PROVIDED PASSAGE →

Computing stuff tied to the physical world

Extracting data from P1 packets

In Software on Dec 1, 2012 at 00:01

Ok, now that I have serial data from the P1 port with electricity and gas consumption readings, I would like to do something with it – like sending it out over wireless. The plan is to extend the homePower code in the node which is already collecting pulse data. But let’s not move too fast here – I don’t want to disrupt a running setup before it’s necessary.

So the first task ahead is to scan / parse those incoming packets shown yesterday.

There are several sketches and examples floating around the web on how to do this, but I thought it might be interesting to add a “minimalistic sauce” to the mix. The point is that an ATmega (let alone an ATtiny) is very ill-suited to string parsing, due to its severely limited memory. These packets consist of several hundreds of bytes of text, and if you want to do anything else alongside this parsing, then it’s frighteningly easy to run out of RAM.

So let’s tackle this from a somewhat different angle: what is the minimal processing we could apply to the incoming characters to extract the interesting values from them? Do we really have to collect each line and then apply string processing to it, followed by some text-to-number conversion?

This is the sketch I came up with (“Look, ma! No string processing!”):

Screen Shot 2012 11 29 at 20 44 16

This is a complete sketch, with yesterday’s test data built right into it. You’re looking at a scanner implemented as a hand-made Finite State Machine. The first quirk is that the “state” is spread out over three global variables. The second twist is that the above logic ignores everything it doesn’t care about.

Here’s what comes out, see if you can unravel the logic (see yesterday’s post for the data):

Screen Shot 2012 11 29 at 20 44 49

Yep – that’s just about what I need. This scanner requires no intermediate buffer (just 7 bytes of variable storage) and also very little code. The numeric type codes correspond to different parameters, each with a certain numeric value (I don’t care at this point what they mean). Some values have 8 digits precision, so I’m using a 32-bit int for conversion.

[Lines showing where elements appear]
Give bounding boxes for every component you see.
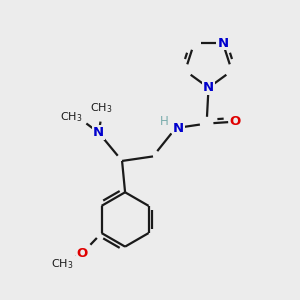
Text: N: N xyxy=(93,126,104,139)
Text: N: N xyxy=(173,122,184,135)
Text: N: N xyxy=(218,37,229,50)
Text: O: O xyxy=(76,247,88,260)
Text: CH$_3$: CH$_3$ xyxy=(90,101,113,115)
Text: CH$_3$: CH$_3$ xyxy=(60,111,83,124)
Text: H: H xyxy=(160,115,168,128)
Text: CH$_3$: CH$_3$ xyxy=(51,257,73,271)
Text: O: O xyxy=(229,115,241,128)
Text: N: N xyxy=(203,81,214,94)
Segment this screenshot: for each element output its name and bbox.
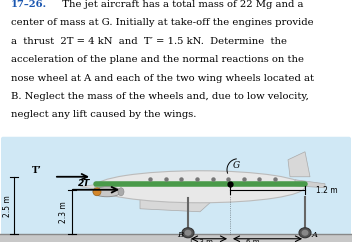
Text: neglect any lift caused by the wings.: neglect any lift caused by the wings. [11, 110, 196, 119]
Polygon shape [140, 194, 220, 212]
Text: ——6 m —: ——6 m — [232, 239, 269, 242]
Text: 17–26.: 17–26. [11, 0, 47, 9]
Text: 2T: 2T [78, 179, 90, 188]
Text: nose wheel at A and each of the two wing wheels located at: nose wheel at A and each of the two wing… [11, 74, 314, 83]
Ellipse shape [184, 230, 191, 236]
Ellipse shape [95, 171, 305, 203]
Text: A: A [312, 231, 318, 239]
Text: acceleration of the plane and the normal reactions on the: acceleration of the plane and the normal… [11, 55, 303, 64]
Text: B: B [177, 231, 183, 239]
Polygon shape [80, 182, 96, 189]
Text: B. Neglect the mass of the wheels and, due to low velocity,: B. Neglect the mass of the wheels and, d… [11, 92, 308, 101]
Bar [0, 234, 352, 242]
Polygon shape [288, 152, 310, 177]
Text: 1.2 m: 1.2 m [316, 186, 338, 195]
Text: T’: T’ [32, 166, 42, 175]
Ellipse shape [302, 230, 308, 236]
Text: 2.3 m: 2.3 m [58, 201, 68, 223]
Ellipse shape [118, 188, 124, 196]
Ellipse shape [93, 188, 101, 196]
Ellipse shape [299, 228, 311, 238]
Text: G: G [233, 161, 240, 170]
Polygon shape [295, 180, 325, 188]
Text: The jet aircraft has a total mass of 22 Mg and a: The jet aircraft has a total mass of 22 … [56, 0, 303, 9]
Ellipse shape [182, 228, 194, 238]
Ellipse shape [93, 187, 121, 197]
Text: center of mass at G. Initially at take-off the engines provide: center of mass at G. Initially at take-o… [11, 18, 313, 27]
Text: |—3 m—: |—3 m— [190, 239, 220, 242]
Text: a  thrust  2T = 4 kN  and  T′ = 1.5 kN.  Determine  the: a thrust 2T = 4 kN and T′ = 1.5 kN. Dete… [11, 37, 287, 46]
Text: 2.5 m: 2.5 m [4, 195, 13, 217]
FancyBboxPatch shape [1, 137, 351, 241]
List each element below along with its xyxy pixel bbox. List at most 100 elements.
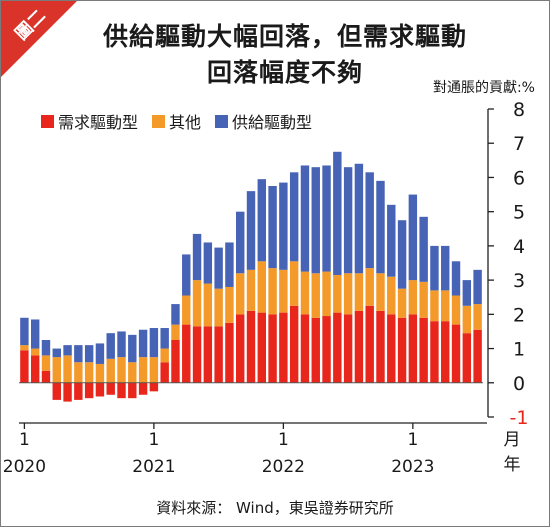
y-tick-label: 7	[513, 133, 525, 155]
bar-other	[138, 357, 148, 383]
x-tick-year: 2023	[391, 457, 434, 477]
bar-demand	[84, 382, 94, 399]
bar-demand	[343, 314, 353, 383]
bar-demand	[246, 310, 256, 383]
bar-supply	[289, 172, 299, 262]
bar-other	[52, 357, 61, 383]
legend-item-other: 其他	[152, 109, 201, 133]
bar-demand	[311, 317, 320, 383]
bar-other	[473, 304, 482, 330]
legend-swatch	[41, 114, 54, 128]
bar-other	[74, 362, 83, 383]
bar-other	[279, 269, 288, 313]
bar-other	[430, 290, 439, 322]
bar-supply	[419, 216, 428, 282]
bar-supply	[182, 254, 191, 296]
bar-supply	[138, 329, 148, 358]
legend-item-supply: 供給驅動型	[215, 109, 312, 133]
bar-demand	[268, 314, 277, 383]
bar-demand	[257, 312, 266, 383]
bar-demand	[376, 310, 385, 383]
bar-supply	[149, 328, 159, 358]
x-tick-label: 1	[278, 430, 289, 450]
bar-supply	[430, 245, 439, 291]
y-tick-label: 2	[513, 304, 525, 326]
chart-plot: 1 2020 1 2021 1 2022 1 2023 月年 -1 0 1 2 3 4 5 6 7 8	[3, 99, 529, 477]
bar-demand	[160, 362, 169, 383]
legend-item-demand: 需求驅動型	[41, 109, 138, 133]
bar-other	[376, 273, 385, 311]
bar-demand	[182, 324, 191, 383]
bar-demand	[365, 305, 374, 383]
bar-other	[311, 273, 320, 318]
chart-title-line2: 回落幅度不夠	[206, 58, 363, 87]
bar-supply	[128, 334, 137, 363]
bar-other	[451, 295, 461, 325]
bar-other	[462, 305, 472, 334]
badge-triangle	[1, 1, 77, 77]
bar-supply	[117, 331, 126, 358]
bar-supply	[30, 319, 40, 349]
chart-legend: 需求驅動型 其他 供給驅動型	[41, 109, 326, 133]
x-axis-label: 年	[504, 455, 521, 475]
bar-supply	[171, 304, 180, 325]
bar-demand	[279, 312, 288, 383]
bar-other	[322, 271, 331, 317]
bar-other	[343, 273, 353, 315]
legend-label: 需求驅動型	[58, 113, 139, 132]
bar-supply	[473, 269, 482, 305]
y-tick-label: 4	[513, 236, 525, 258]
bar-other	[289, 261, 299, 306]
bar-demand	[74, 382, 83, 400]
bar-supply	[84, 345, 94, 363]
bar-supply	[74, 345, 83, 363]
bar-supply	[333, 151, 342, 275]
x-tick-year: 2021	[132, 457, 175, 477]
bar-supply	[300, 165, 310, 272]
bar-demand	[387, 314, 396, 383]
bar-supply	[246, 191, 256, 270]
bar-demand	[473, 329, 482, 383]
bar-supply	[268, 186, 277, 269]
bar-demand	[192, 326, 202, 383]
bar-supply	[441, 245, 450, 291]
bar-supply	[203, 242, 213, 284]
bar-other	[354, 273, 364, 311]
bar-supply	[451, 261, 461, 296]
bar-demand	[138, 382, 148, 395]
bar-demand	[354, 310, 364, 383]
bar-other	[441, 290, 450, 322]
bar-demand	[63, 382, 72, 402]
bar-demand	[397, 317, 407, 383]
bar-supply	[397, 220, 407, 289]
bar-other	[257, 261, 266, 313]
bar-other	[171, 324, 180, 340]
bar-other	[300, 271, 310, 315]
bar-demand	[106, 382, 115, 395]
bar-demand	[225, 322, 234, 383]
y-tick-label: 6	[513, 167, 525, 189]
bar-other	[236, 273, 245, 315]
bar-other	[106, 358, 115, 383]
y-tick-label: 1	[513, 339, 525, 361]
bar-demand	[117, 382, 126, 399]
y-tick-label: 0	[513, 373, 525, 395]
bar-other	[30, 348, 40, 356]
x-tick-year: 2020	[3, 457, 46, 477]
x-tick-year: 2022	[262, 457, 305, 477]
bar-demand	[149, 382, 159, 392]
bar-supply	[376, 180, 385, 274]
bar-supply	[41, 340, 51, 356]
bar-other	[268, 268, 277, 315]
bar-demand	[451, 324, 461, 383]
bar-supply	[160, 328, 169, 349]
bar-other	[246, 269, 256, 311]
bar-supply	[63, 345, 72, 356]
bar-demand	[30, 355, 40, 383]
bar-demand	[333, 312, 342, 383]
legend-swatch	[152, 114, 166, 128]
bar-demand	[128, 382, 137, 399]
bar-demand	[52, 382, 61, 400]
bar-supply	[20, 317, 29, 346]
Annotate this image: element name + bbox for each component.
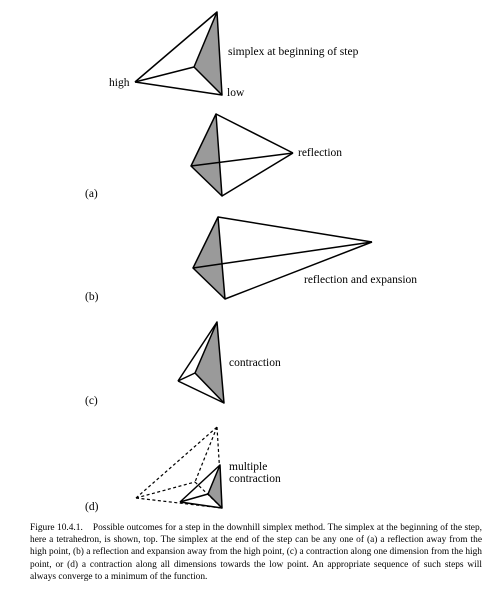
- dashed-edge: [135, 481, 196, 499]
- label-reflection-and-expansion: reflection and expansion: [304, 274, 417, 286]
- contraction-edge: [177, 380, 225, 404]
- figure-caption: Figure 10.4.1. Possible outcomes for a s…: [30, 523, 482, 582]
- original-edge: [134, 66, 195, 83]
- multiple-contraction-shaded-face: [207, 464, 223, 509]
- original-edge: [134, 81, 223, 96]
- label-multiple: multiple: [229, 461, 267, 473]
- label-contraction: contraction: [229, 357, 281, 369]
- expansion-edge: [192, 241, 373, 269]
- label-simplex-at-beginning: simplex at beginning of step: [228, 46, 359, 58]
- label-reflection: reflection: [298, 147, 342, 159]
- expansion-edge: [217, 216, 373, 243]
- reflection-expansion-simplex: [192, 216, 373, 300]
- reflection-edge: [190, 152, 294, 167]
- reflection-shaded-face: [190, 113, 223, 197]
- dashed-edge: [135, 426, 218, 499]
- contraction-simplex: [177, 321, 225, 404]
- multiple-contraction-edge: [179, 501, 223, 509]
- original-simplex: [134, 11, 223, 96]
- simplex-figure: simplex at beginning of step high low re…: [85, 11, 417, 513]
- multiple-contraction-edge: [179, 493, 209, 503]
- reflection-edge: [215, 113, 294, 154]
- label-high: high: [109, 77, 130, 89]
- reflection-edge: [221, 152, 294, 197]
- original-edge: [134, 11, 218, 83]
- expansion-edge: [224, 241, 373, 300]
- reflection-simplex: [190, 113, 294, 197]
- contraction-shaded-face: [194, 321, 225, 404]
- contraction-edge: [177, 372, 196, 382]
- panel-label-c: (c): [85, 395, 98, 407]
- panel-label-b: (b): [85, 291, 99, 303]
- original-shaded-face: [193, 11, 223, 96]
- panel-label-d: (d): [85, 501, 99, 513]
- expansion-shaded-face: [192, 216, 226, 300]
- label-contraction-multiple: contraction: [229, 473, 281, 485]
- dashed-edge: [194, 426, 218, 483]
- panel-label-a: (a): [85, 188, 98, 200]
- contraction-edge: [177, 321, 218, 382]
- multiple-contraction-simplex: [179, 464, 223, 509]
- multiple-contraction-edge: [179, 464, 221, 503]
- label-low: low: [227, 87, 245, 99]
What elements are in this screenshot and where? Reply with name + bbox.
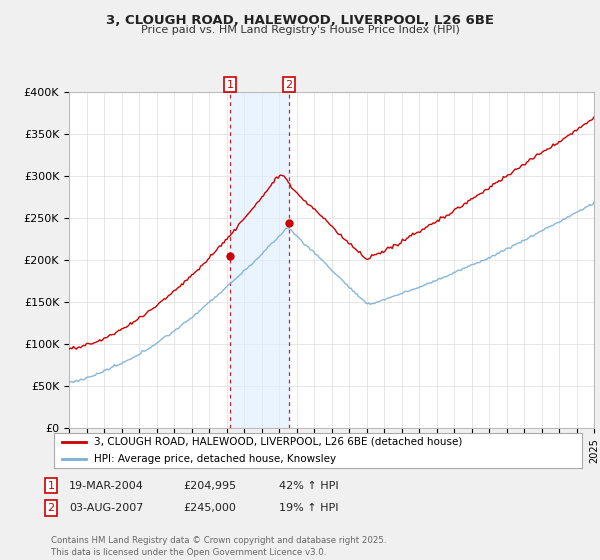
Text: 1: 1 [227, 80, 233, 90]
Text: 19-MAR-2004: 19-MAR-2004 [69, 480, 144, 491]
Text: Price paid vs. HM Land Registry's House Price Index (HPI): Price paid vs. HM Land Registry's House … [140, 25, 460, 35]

OBJECTIVES →
A - Please copy the P1 packet post, everything from "In Software on" down to "before it’s necessary.", putting "radio" in place of "wireless".
B - The P1 packet post asks whether certain processing steps are really necessary. List each of those steps.

TASK-BY-TASK RESULTS →
A -
In Software on Dec 1, 2012 at 00:01

Ok, now that I have serial data from the P1 port with electricity and gas consumption readings, I would like to do something with it – like sending it out over radio. The plan is to extend the homePower code in the node which is already collecting pulse data. But let’s not move too fast here – I don’t want to disrupt a running setup before it’s necessary.

B -
- Collecting each line
- Applying string processing to it
- Text-to-number conversion